* Exercise goal: Return every line of the entries below without changing a single character.

◆ ◆ ◆

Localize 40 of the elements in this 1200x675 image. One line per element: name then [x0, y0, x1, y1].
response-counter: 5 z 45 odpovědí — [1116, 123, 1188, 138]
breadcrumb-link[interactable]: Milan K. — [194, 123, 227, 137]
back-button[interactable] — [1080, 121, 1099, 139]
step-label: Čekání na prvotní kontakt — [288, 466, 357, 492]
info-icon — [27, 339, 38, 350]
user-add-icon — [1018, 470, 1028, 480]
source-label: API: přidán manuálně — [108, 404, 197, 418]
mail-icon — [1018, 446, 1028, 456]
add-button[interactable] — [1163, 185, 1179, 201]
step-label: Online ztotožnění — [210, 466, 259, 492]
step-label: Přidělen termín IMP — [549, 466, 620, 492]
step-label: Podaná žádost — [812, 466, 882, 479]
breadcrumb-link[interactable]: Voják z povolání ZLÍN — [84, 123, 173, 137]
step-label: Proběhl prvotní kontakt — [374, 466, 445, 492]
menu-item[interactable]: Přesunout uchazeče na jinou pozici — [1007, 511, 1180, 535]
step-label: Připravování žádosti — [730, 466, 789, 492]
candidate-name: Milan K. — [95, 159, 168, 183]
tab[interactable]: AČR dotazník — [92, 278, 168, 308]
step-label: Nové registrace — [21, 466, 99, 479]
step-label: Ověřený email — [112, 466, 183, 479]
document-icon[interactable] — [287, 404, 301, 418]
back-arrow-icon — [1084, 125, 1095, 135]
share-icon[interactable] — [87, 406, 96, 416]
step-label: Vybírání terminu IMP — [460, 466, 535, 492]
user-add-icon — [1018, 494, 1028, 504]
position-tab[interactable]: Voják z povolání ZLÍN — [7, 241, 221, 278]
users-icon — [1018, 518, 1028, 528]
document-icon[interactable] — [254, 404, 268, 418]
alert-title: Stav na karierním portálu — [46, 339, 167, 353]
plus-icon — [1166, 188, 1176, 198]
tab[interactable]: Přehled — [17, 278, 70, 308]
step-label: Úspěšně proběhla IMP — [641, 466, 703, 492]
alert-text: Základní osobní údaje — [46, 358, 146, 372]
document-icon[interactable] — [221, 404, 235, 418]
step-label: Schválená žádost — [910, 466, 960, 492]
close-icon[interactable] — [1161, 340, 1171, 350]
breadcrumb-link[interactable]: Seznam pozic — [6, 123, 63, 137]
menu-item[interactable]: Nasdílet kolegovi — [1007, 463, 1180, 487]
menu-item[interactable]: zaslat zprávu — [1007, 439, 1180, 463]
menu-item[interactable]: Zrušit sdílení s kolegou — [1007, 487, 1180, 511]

◆ ◆ ◆

* Full solution:
Localize 40 of the elements in this 1200x675 image. One line per element: name then [x0, y0, x1, y1].
response-counter: 5 z 45 odpovědí — [1116, 123, 1188, 138]
breadcrumb-link[interactable]: Milan K. — [194, 123, 227, 137]
back-button[interactable] — [1080, 121, 1099, 139]
step-label: Čekání na prvotní kontakt — [288, 466, 357, 492]
info-icon — [27, 339, 38, 350]
user-add-icon — [1018, 470, 1028, 480]
source-label: API: přidán manuálně — [108, 404, 197, 418]
mail-icon — [1018, 446, 1028, 456]
add-button[interactable] — [1163, 185, 1179, 201]
step-label: Online ztotožnění — [210, 466, 259, 492]
step-label: Přidělen termín IMP — [549, 466, 620, 492]
step-label: Podaná žádost — [812, 466, 882, 479]
breadcrumb-link[interactable]: Voják z povolání ZLÍN — [84, 123, 173, 137]
step-label: Proběhl prvotní kontakt — [374, 466, 445, 492]
menu-item[interactable]: Přesunout uchazeče na jinou pozici — [1007, 511, 1180, 535]
step-label: Připravování žádosti — [730, 466, 789, 492]
candidate-name: Milan K. — [95, 159, 168, 183]
tab[interactable]: AČR dotazník — [92, 278, 168, 308]
step-label: Nové registrace — [21, 466, 99, 479]
step-label: Ověřený email — [112, 466, 183, 479]
document-icon[interactable] — [287, 404, 301, 418]
back-arrow-icon — [1084, 125, 1095, 135]
share-icon[interactable] — [87, 406, 96, 416]
step-label: Vybírání terminu IMP — [460, 466, 535, 492]
user-add-icon — [1018, 494, 1028, 504]
position-tab[interactable]: Voják z povolání ZLÍN — [7, 241, 221, 278]
users-icon — [1018, 518, 1028, 528]
document-icon[interactable] — [254, 404, 268, 418]
alert-title: Stav na karierním portálu — [46, 339, 167, 353]
plus-icon — [1166, 188, 1176, 198]
tab[interactable]: Přehled — [17, 278, 70, 308]
step-label: Úspěšně proběhla IMP — [641, 466, 703, 492]
alert-text: Základní osobní údaje — [46, 358, 146, 372]
document-icon[interactable] — [221, 404, 235, 418]
step-label: Schválená žádost — [910, 466, 960, 492]
close-icon[interactable] — [1161, 340, 1171, 350]
breadcrumb-link[interactable]: Seznam pozic — [6, 123, 63, 137]
menu-item[interactable]: Nasdílet kolegovi — [1007, 463, 1180, 487]
menu-item[interactable]: zaslat zprávu — [1007, 439, 1180, 463]
menu-item[interactable]: Zrušit sdílení s kolegou — [1007, 487, 1180, 511]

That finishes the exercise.